- _What is needed_:
Show each line of the material that contains the string "space", copying every such line in full.

Annotated element entries

——

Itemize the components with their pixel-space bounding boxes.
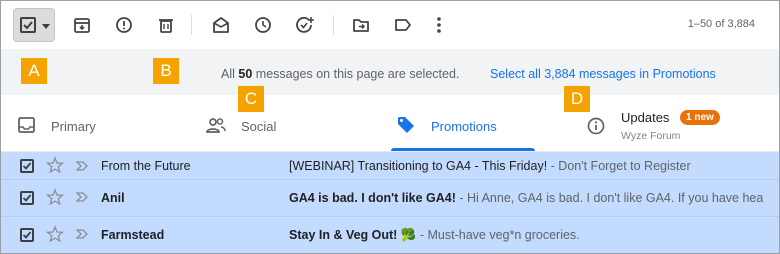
more-icon[interactable] <box>427 13 451 37</box>
chevron-down-icon[interactable] <box>42 24 50 29</box>
list-item[interactable]: Anil GA4 is bad. I don't like GA4! - Hi … <box>1 180 779 217</box>
importance-marker-icon[interactable] <box>76 192 88 202</box>
mark-read-icon[interactable] <box>209 13 233 37</box>
snooze-icon[interactable] <box>251 13 275 37</box>
checkbox-checked-icon <box>20 17 36 33</box>
tag-icon <box>398 117 414 133</box>
subject-line: GA4 is bad. I don't like GA4! - Hi Anne,… <box>289 191 763 205</box>
selection-suffix: messages on this page are selected. <box>255 67 460 81</box>
subject-text: [WEBINAR] Transitioning to GA4 - This Fr… <box>289 159 548 173</box>
tab-label: Promotions <box>431 119 497 134</box>
select-all-conversations-link[interactable]: Select all 3,884 messages in Promotions <box>490 67 716 81</box>
gmail-inbox-frame: 1–50 of 3,884 A B All 50 messages on thi… <box>0 0 780 254</box>
tab-label: Primary <box>51 119 96 134</box>
info-icon <box>587 117 605 135</box>
selection-prefix: All <box>221 67 235 81</box>
list-item[interactable]: Farmstead Stay In & Veg Out! 🥦 - Must-ha… <box>1 217 779 253</box>
subject-text: Stay In & Veg Out! 🥦 <box>289 228 417 242</box>
subject-line: [WEBINAR] Transitioning to GA4 - This Fr… <box>289 159 691 173</box>
callout-label-c: C <box>238 86 264 112</box>
importance-marker-icon[interactable] <box>76 161 88 171</box>
label-icon[interactable] <box>391 13 415 37</box>
tab-updates-sender-preview: Wyze Forum <box>621 130 681 142</box>
pagination-text: 1–50 of 3,884 <box>687 18 755 30</box>
new-count-badge: 1 new <box>680 110 720 125</box>
snippet-text: - Must-have veg*n groceries. <box>416 228 580 242</box>
tab-promotions[interactable]: Promotions <box>391 95 585 152</box>
toolbar-divider <box>191 15 192 35</box>
row-checkbox[interactable] <box>20 191 34 205</box>
move-to-icon[interactable] <box>349 13 373 37</box>
add-task-icon[interactable] <box>293 13 317 37</box>
callout-label-b: B <box>153 58 179 84</box>
tab-label: Social <box>241 119 277 134</box>
tab-primary[interactable]: Primary <box>1 95 191 152</box>
active-tab-indicator <box>391 148 535 151</box>
tab-label: Updates <box>621 110 670 125</box>
row-checkbox[interactable] <box>20 228 34 242</box>
people-icon <box>206 118 226 133</box>
subject-line: Stay In & Veg Out! 🥦 - Must-have veg*n g… <box>289 228 580 243</box>
delete-icon[interactable] <box>154 13 178 37</box>
tab-social[interactable]: Social <box>191 95 391 152</box>
star-icon[interactable] <box>46 225 64 243</box>
report-spam-icon[interactable] <box>112 13 136 37</box>
category-tabs: Primary Social Promotions Updates <box>1 95 779 152</box>
selection-message: All 50 messages on this page are selecte… <box>221 67 459 81</box>
sender-name: Farmstead <box>101 228 165 242</box>
sender-name: From the Future <box>101 159 191 173</box>
snippet-text: - Don't Forget to Register <box>547 159 691 173</box>
inbox-icon <box>18 117 35 133</box>
sender-name: Anil <box>101 191 125 205</box>
snippet-text: - Hi Anne, GA4 is bad. I don't like GA4.… <box>455 191 764 205</box>
star-icon[interactable] <box>46 188 64 206</box>
row-checkbox[interactable] <box>20 159 34 173</box>
archive-icon[interactable] <box>70 13 94 37</box>
selection-banner: A B All 50 messages on this page are sel… <box>1 49 779 95</box>
callout-label-a: A <box>21 58 47 84</box>
subject-text: GA4 is bad. I don't like GA4! <box>289 191 456 205</box>
toolbar: 1–50 of 3,884 <box>1 1 779 49</box>
list-item[interactable]: From the Future [WEBINAR] Transitioning … <box>1 152 779 180</box>
star-icon[interactable] <box>46 156 64 174</box>
toolbar-divider <box>333 15 334 35</box>
callout-label-d: D <box>564 86 590 112</box>
select-all-checkbox[interactable] <box>13 8 55 42</box>
selection-count: 50 <box>238 67 253 81</box>
importance-marker-icon[interactable] <box>76 229 88 239</box>
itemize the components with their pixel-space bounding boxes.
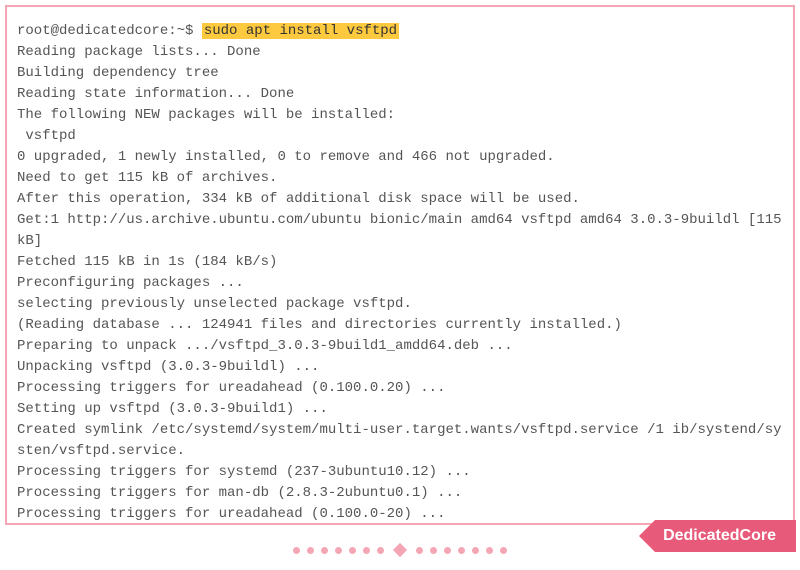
output-line: vsftpd	[17, 126, 783, 147]
output-line: Building dependency tree	[17, 63, 783, 84]
shell-prompt: root@dedicatedcore:~$	[17, 23, 202, 39]
dot-icon	[307, 547, 314, 554]
terminal-window: root@dedicatedcore:~$ sudo apt install v…	[5, 5, 795, 525]
dot-icon	[458, 547, 465, 554]
dot-icon	[293, 547, 300, 554]
command-line: root@dedicatedcore:~$ sudo apt install v…	[17, 21, 783, 42]
output-line: The following NEW packages will be insta…	[17, 105, 783, 126]
dot-icon	[377, 547, 384, 554]
output-line: (Reading database ... 124941 files and d…	[17, 315, 783, 336]
output-line: After this operation, 334 kB of addition…	[17, 189, 783, 210]
command-input: sudo apt install vsftpd	[202, 23, 399, 39]
dot-icon	[363, 547, 370, 554]
output-line: Processing triggers for ureadahead (0.10…	[17, 378, 783, 399]
dot-icon	[500, 547, 507, 554]
output-line: selecting previously unselected package …	[17, 294, 783, 315]
output-line: Reading package lists... Done	[17, 42, 783, 63]
dot-icon	[416, 547, 423, 554]
brand-label: DedicatedCore	[655, 520, 796, 552]
output-line: Created symlink /etc/systemd/system/mult…	[17, 420, 783, 462]
output-line: 0 upgraded, 1 newly installed, 0 to remo…	[17, 147, 783, 168]
output-line: Fetched 115 kB in 1s (184 kB/s)	[17, 252, 783, 273]
brand-ribbon: DedicatedCore	[639, 520, 796, 552]
output-line: Get:1 http://us.archive.ubuntu.com/ubunt…	[17, 210, 783, 252]
dot-icon	[472, 547, 479, 554]
dot-icon	[444, 547, 451, 554]
output-line: Reading state information... Done	[17, 84, 783, 105]
output-line: Preconfiguring packages ...	[17, 273, 783, 294]
ribbon-tail-icon	[639, 520, 655, 552]
output-line: Need to get 115 kB of archives.	[17, 168, 783, 189]
dot-icon	[430, 547, 437, 554]
dot-icon	[321, 547, 328, 554]
dot-icon	[349, 547, 356, 554]
dots-separator	[293, 545, 507, 555]
diamond-icon	[393, 543, 407, 557]
output-line: Unpacking vsftpd (3.0.3-9buildl) ...	[17, 357, 783, 378]
output-line: Preparing to unpack .../vsftpd_3.0.3-9bu…	[17, 336, 783, 357]
dot-icon	[335, 547, 342, 554]
output-line: Processing triggers for man-db (2.8.3-2u…	[17, 483, 783, 504]
output-line: Setting up vsftpd (3.0.3-9build1) ...	[17, 399, 783, 420]
dot-icon	[486, 547, 493, 554]
output-line: Processing triggers for systemd (237-3ub…	[17, 462, 783, 483]
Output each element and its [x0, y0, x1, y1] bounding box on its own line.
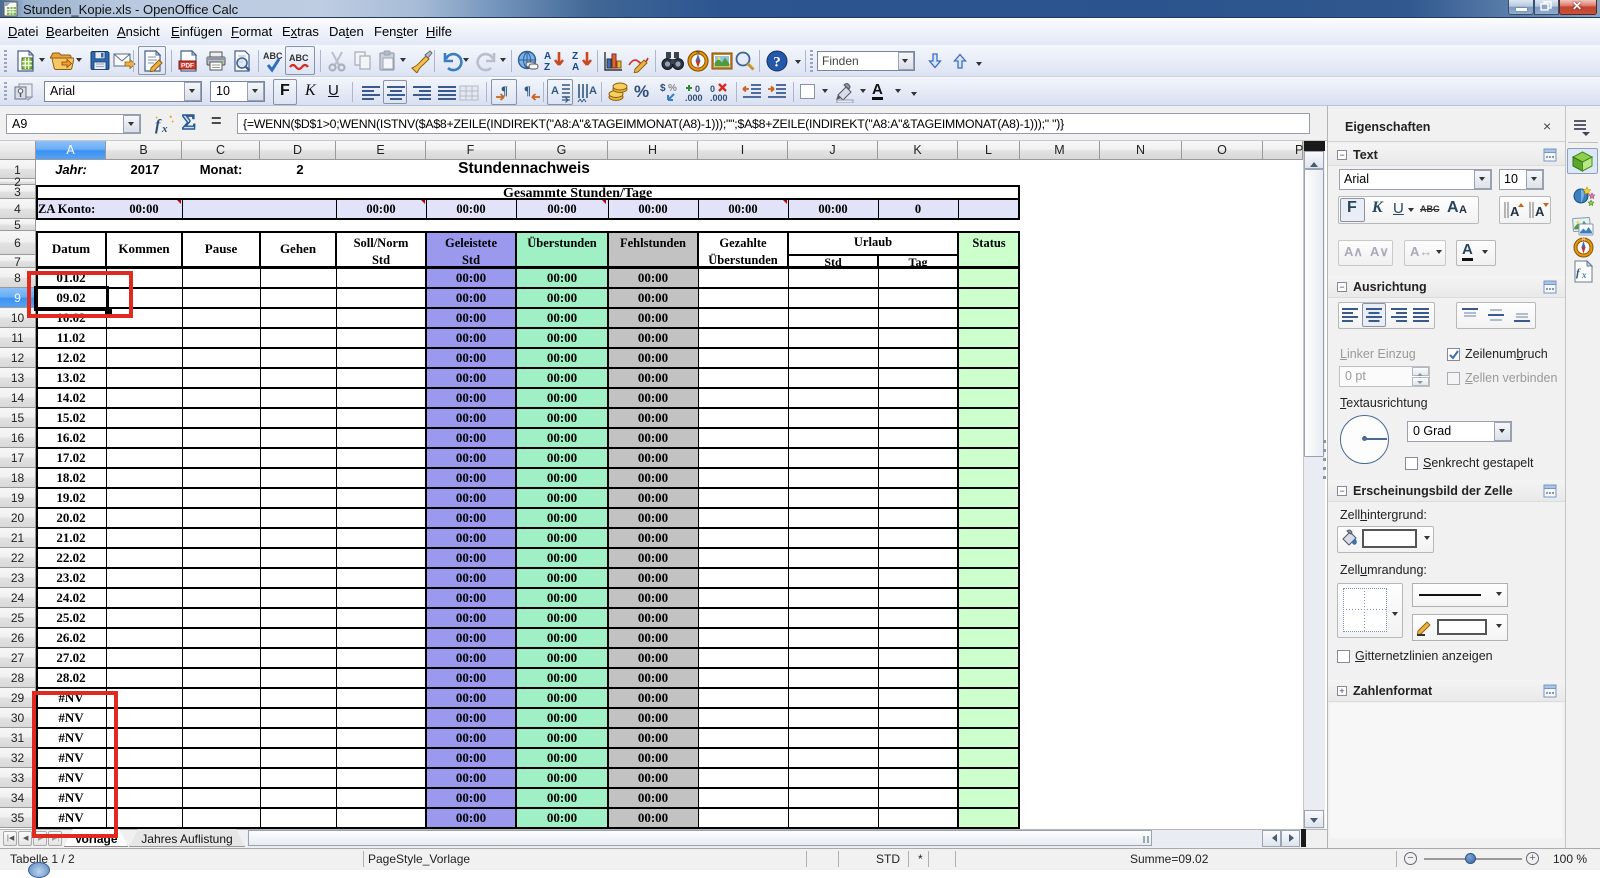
svg-text:¶: ¶ [524, 83, 531, 98]
svg-text:f: f [155, 117, 162, 134]
svg-text:A: A [1510, 204, 1520, 219]
svg-text:N: N [1582, 237, 1585, 242]
svg-text:.000: .000 [685, 93, 703, 103]
svg-text:N: N [696, 50, 699, 55]
svg-text:Z: Z [572, 51, 578, 62]
svg-text:PDF: PDF [181, 63, 194, 70]
svg-text:Z: Z [544, 62, 550, 73]
svg-text:A: A [544, 51, 551, 62]
svg-text:A: A [589, 85, 597, 97]
svg-text:$: $ [660, 83, 666, 94]
svg-text:.000: .000 [710, 93, 728, 103]
svg-text:A: A [1535, 204, 1545, 219]
svg-text:x: x [1581, 270, 1587, 280]
svg-text:ABC: ABC [289, 53, 309, 63]
svg-text:ABC: ABC [263, 51, 283, 61]
svg-text:%: % [668, 83, 677, 94]
svg-text:A: A [551, 85, 559, 97]
svg-text:x: x [161, 123, 168, 135]
svg-text:?: ? [773, 55, 781, 71]
svg-text:A: A [572, 62, 579, 73]
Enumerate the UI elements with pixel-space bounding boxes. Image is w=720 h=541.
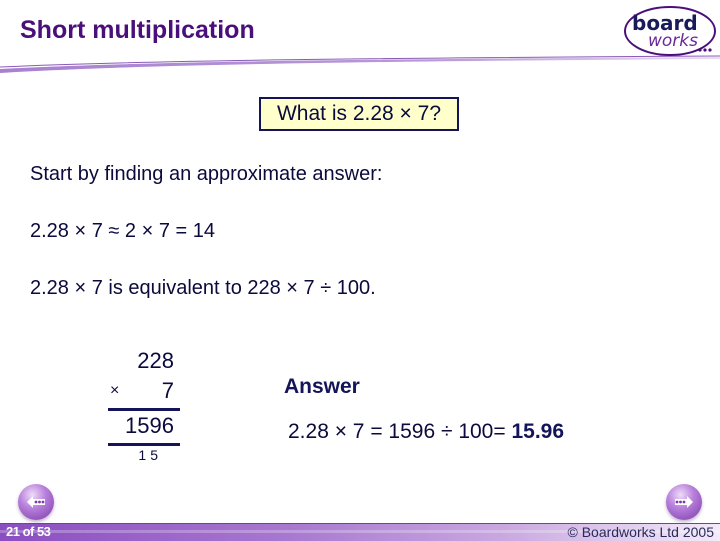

——

- _The completed task_:
Itemize the components with their pixel-space bounding boxes.
itemize the components with their pixel-space bounding boxes.
Enumerate the UI elements with pixel-space bounding boxes. Image is w=720 h=541.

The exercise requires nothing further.